**Directive**
Repeat the material exactly as it appears.

(Entries with figure data)

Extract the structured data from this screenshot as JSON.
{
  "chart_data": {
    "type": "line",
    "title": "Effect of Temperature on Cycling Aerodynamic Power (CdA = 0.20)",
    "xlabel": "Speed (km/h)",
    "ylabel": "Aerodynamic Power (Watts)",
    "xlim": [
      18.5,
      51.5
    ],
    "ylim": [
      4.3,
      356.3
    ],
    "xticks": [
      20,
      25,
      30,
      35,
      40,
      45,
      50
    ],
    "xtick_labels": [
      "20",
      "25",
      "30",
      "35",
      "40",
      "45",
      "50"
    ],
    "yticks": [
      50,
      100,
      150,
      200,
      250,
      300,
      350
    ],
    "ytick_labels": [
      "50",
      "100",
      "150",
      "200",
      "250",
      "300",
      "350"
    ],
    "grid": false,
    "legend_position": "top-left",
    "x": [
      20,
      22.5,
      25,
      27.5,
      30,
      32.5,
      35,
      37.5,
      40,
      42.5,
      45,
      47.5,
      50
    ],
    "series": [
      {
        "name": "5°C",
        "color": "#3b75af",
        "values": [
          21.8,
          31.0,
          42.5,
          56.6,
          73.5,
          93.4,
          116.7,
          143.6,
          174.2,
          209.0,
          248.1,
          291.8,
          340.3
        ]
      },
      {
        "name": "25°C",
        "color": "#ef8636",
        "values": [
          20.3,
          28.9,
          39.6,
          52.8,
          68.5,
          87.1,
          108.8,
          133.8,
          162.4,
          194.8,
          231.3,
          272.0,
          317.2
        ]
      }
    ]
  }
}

**Solved exercise**
Extract the structured data from this screenshot as JSON.
{
  "chart_data": {
    "type": "line",
    "title": "Effect of Temperature on Cycling Aerodynamic Power (CdA = 0.20)",
    "xlabel": "Speed (km/h)",
    "ylabel": "Aerodynamic Power (Watts)",
    "xlim": [
      18.5,
      51.5
    ],
    "ylim": [
      4.3,
      356.3
    ],
    "xticks": [
      20,
      25,
      30,
      35,
      40,
      45,
      50
    ],
    "xtick_labels": [
      "20",
      "25",
      "30",
      "35",
      "40",
      "45",
      "50"
    ],
    "yticks": [
      50,
      100,
      150,
      200,
      250,
      300,
      350
    ],
    "ytick_labels": [
      "50",
      "100",
      "150",
      "200",
      "250",
      "300",
      "350"
    ],
    "grid": false,
    "legend_position": "top-left",
    "x": [
      20,
      22.5,
      25,
      27.5,
      30,
      32.5,
      35,
      37.5,
      40,
      42.5,
      45,
      47.5,
      50
    ],
    "series": [
      {
        "name": "5°C",
        "color": "#3b75af",
        "values": [
          21.8,
          31.0,
          42.5,
          56.6,
          73.5,
          93.4,
          116.7,
          143.6,
          174.2,
          209.0,
          248.1,
          291.8,
          340.3
        ]
      },
      {
        "name": "25°C",
        "color": "#ef8636",
        "values": [
          20.3,
          28.9,
          39.6,
          52.8,
          68.5,
          87.1,
          108.8,
          133.8,
          162.4,
          194.8,
          231.3,
          272.0,
          317.2
        ]
      }
    ]
  }
}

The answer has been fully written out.